:: Trecho ::

Antes de começarmos, é importante
deixar claro: esse texto contém spoilers.
Portanto, é só para quem já viu o filme.
Tár é uma obra audiovisual
belíssima: um filme longo, estrelado de forma magistral pela experiente Cate
Blanchett, e que por quase três horas prende o espectador à poltrona sem lançar
mão de pirotecnias e efeitos especiais. O enredo é trivial, e aqueles que
escrevem sinopses podem ter dificuldades em fazer crer que o filme seja
interessante: trata-se da história de vida e de uma aparente crise de
meia-idade de uma maestrina que rege uma das orquestras sinfônicas mais
importantes da Europa. Até aí, nada demais. Mas Tár é uma obra aberta, e, como
tudo aquilo que é bem produzido, possibilita chaves interpretativas que vão
muito além do que parece estar sendo contado.
Dessa maneira, assim que saí do
cinema, a leitura imediata que fiz (e que foi se apurando em conversas com
amigos e amores num barzinho logo depois), é a de que Tár é um filme
geopolítico, e seu principal mote é o declínio e o apocalipse do Ocidente, com
foco no século XX.
O primeiro elemento que nos traz
a essa leitura é a profusão de nacionalidades e de espaços que o filme abrange:
China, floresta amazônica, Nova Iorque e Berlim são habitados e frequentados
por personagens alemães, norte-americanos, palestinos e russos. Isto não só não
é um detalhe, como é um dos principais elementos constitutivos do filme. Isto é
especialmente importante se pensarmos na forma com a qual essas pessoas e esses
lugares se relacionam.
A trama, portanto, faz com que
cada um dos personagens (e também cada um dos lugares mencionados) evoque sua
nacionalidade e atue de modo a performar as lutas geopolíticas que o século XX
engendrou. O que temos então é uma espécie de teatro do mundo, onde cada um
representa um papel cujo significado vai muito além da própria vida.
Lydia Tár é uma maestrina
norte-americana e representa, no filme, os EUA. Ela tem uma origem da qual inicialmente
pouco se sabe, e da qual ela aparenta ter vergonha. Posteriormente, ao final do
filme, vemos que ela vem de uma família pobre, sem posses, tendo inclusive
trocado de nome. Os EUA, assim como Lydia, encobertam o seu passado colonial.

:::
:: Dados fornecidos ::

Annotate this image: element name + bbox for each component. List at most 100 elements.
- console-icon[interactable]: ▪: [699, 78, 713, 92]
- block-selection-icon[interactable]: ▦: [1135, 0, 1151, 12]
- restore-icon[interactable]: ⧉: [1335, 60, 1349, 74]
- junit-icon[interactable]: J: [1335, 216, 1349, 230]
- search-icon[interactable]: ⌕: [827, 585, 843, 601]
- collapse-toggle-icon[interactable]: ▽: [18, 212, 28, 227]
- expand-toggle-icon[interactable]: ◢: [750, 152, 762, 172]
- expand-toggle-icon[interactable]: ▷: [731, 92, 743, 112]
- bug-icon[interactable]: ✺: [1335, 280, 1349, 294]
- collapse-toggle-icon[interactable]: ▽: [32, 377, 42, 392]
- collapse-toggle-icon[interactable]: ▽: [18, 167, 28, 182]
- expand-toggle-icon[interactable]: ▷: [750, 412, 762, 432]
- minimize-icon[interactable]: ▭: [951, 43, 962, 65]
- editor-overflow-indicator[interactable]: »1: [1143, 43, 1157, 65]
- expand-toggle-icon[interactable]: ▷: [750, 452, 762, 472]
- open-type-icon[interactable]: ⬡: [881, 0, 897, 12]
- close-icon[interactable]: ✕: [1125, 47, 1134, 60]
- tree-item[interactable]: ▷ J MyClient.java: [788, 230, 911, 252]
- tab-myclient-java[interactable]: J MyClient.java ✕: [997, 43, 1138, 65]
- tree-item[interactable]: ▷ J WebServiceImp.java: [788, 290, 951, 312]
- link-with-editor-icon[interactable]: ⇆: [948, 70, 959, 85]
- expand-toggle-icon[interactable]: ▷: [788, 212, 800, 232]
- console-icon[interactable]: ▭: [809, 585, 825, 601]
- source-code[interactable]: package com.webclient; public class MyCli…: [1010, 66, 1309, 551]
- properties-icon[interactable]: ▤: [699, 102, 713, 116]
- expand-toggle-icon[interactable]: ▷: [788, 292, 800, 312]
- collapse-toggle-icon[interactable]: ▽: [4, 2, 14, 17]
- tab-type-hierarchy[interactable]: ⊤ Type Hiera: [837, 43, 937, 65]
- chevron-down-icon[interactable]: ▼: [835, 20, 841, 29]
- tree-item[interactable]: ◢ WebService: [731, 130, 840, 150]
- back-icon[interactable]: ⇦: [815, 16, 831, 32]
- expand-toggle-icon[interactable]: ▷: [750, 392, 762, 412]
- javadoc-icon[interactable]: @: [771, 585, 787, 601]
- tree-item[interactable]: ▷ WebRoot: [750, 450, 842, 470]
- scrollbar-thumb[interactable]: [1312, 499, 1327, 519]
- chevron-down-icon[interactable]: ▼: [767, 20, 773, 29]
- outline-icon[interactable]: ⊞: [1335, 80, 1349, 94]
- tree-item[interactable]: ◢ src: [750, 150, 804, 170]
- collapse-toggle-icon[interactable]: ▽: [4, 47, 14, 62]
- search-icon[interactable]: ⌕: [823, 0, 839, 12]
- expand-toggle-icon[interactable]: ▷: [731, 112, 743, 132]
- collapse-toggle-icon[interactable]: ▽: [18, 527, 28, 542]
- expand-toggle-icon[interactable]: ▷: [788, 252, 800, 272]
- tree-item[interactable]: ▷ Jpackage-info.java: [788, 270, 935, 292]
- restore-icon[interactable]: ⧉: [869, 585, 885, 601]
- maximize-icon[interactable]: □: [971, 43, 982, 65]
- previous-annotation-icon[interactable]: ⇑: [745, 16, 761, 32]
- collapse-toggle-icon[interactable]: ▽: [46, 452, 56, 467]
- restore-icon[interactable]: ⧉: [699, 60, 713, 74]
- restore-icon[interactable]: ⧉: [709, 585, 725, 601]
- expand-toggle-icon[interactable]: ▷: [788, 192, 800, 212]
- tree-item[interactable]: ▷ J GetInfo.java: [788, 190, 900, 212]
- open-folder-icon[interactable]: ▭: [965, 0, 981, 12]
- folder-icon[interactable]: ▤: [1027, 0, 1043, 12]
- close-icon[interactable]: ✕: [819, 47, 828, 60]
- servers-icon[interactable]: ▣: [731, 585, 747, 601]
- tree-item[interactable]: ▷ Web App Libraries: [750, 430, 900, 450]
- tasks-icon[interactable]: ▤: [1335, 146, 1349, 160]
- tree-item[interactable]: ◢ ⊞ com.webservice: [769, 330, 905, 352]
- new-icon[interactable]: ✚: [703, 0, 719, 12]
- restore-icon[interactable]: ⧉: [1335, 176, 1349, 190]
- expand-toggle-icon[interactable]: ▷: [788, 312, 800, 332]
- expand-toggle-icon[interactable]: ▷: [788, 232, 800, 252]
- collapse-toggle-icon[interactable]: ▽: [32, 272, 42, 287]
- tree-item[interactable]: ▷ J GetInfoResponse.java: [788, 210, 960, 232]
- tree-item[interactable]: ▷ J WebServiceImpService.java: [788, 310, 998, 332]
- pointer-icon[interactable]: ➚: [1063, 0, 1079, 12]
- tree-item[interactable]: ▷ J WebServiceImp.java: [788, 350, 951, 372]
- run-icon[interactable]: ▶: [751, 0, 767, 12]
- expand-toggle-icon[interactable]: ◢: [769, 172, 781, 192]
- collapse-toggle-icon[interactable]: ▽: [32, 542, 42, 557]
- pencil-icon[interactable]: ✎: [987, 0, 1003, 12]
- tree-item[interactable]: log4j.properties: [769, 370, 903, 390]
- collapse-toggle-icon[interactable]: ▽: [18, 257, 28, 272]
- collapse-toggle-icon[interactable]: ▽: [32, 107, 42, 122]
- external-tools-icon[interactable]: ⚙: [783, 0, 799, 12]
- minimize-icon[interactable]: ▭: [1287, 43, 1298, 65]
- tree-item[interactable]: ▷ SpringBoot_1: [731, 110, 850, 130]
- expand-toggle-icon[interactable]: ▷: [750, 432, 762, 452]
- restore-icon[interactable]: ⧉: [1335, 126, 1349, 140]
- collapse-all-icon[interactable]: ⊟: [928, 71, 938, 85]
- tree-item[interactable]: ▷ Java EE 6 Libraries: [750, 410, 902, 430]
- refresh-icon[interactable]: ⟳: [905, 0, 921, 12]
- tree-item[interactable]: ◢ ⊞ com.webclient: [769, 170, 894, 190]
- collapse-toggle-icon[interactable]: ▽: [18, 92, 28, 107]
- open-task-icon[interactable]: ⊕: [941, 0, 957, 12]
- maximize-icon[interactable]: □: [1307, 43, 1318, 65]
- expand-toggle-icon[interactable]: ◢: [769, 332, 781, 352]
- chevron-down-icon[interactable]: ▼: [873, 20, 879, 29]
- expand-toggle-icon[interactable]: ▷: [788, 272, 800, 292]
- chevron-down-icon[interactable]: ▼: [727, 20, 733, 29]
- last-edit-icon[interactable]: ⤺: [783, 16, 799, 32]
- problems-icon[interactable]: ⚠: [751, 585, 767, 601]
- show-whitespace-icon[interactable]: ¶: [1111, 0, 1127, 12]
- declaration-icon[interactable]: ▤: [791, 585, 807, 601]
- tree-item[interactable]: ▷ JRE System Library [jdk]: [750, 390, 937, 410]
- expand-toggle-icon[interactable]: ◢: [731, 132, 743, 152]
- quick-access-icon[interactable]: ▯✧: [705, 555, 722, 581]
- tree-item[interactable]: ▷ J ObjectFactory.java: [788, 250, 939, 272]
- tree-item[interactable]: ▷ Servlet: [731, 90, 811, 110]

:::

Instruções:
A) Traduza para o inglês esta frase do trecho sobre Tár: "Lydia Tár é uma maestrina norte-americana e representa, no filme, os EUA."
B) No trecho sobre Tár, reescreva a parte que vai de "O primeiro elemento" até "da própria vida.", inclusive, substituindo "teatro do mundo" por "palco do mundo".
C) Segundo o trecho sobre Tár, as afirmações abaixo estão corretas? Responda sim ou não a cada uma e cite as palavras do trecho que decidem a resposta.
(i) O filme prende o espectador por quase três horas.
(ii) O filme recorre a efeitos especiais para prender o espectador.
(iii) Ao final do filme, vemos que Lydia vem de uma família rica.
Os dados não são necessários para estas tarefas.

Respostas:
A) Lydia Tár is an American conductor and, in the film, represents the USA.

B)
O primeiro elemento que nos traz
a essa leitura é a profusão de nacionalidades e de espaços que o filme abrange:
China, floresta amazônica, Nova Iorque e Berlim são habitados e frequentados
por personagens alemães, norte-americanos, palestinos e russos. Isto não só não
é um detalhe, como é um dos principais elementos constitutivos do filme. Isto é
especialmente importante se pensarmos na forma com a qual essas pessoas e esses
lugares se relacionam.
A trama, portanto, faz com que
cada um dos personagens (e também cada um dos lugares mencionados) evoque sua
nacionalidade e atue de modo a performar as lutas geopolíticas que o século XX
engendrou. O que temos então é uma espécie de palco do mundo, onde cada um
representa um papel cujo significado vai muito além da própria vida.

C)
(i) Sim: "por quase três horas prende o espectador à poltrona".
(ii) Não: "sem lançar mão de pirotecnias e efeitos especiais".
(iii) Não: "ela vem de uma família pobre, sem posses".